## WHAT THE TASK ASKS
Extract the full listing verbatim and drop any pictures from your copy.

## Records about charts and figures
## START

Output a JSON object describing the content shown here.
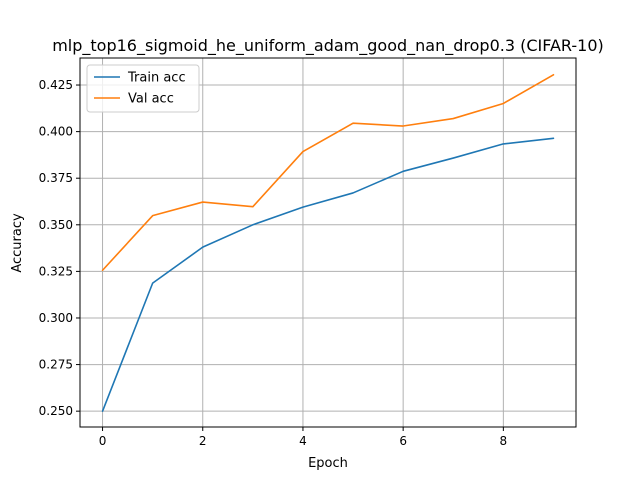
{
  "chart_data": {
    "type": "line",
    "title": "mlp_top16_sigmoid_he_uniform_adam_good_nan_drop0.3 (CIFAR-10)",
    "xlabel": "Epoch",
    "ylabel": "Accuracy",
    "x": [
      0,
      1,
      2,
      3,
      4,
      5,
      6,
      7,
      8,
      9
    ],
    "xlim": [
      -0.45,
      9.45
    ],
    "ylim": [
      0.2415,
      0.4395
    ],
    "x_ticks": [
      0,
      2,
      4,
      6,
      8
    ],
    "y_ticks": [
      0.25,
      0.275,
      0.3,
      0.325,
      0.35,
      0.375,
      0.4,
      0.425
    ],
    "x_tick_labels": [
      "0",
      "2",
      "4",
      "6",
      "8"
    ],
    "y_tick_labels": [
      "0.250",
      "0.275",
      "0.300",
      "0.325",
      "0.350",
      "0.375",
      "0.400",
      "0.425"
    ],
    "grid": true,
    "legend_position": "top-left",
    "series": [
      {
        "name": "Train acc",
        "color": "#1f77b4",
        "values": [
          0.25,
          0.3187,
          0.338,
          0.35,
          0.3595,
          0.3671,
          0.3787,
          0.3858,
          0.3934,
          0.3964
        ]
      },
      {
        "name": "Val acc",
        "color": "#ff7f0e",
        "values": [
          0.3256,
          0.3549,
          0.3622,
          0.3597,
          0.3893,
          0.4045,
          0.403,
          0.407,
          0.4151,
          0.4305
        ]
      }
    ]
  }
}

## END

## TASK ANSWER
Output a JSON object describing the content shown here.
{
  "chart_data": {
    "type": "line",
    "title": "mlp_top16_sigmoid_he_uniform_adam_good_nan_drop0.3 (CIFAR-10)",
    "xlabel": "Epoch",
    "ylabel": "Accuracy",
    "x": [
      0,
      1,
      2,
      3,
      4,
      5,
      6,
      7,
      8,
      9
    ],
    "xlim": [
      -0.45,
      9.45
    ],
    "ylim": [
      0.2415,
      0.4395
    ],
    "x_ticks": [
      0,
      2,
      4,
      6,
      8
    ],
    "y_ticks": [
      0.25,
      0.275,
      0.3,
      0.325,
      0.35,
      0.375,
      0.4,
      0.425
    ],
    "x_tick_labels": [
      "0",
      "2",
      "4",
      "6",
      "8"
    ],
    "y_tick_labels": [
      "0.250",
      "0.275",
      "0.300",
      "0.325",
      "0.350",
      "0.375",
      "0.400",
      "0.425"
    ],
    "grid": true,
    "legend_position": "top-left",
    "series": [
      {
        "name": "Train acc",
        "color": "#1f77b4",
        "values": [
          0.25,
          0.3187,
          0.338,
          0.35,
          0.3595,
          0.3671,
          0.3787,
          0.3858,
          0.3934,
          0.3964
        ]
      },
      {
        "name": "Val acc",
        "color": "#ff7f0e",
        "values": [
          0.3256,
          0.3549,
          0.3622,
          0.3597,
          0.3893,
          0.4045,
          0.403,
          0.407,
          0.4151,
          0.4305
        ]
      }
    ]
  }
}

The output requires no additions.